## [Problem requirements]
In the listing below, find every line with the string "составляет" and pull it out.

[Data excerpts]
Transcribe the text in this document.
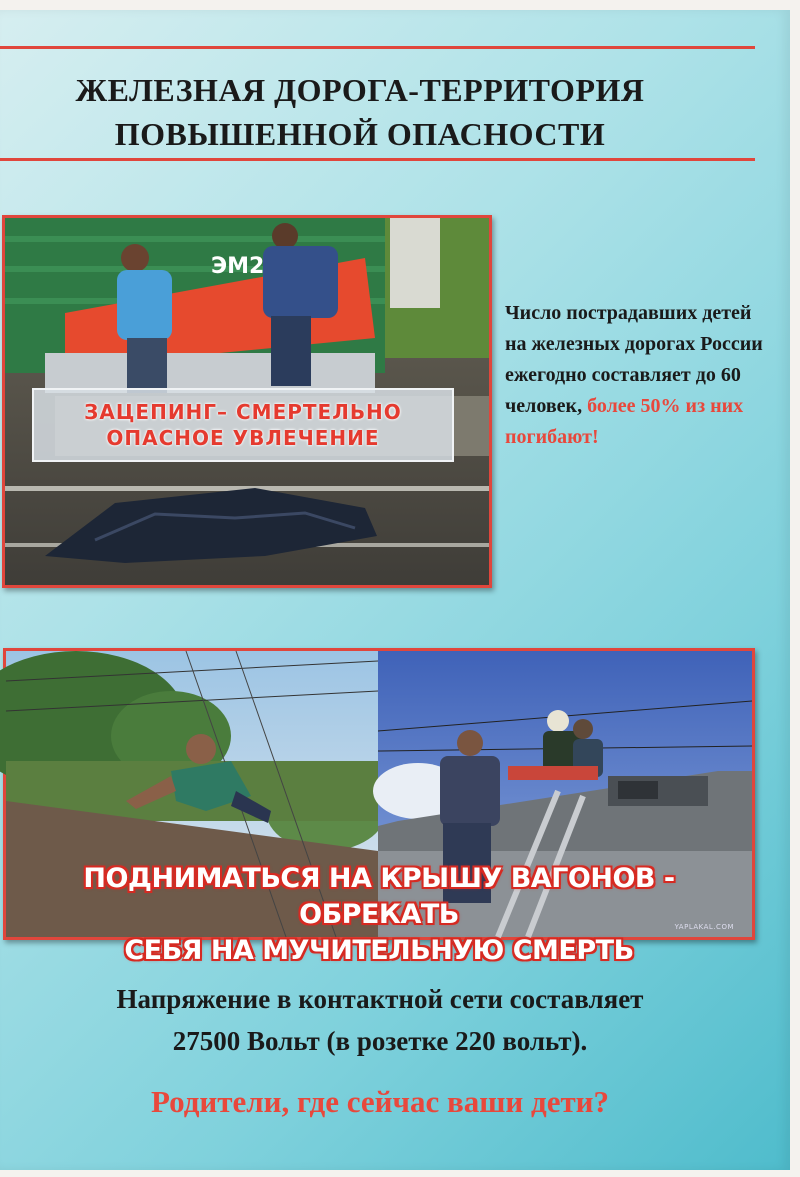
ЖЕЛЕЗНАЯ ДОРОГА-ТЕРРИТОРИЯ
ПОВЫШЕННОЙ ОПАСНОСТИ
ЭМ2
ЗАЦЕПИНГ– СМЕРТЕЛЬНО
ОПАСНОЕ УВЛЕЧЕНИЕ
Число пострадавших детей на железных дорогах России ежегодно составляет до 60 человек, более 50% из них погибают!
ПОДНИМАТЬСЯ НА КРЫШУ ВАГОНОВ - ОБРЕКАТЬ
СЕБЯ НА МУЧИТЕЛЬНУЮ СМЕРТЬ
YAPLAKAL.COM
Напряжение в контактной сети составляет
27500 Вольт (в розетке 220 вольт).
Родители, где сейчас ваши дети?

## [Task response]
Число пострадавших детей на железных дорогах России ежегодно составляет до 60 человек, более 50% из них погибают!
Напряжение в контактной сети составляет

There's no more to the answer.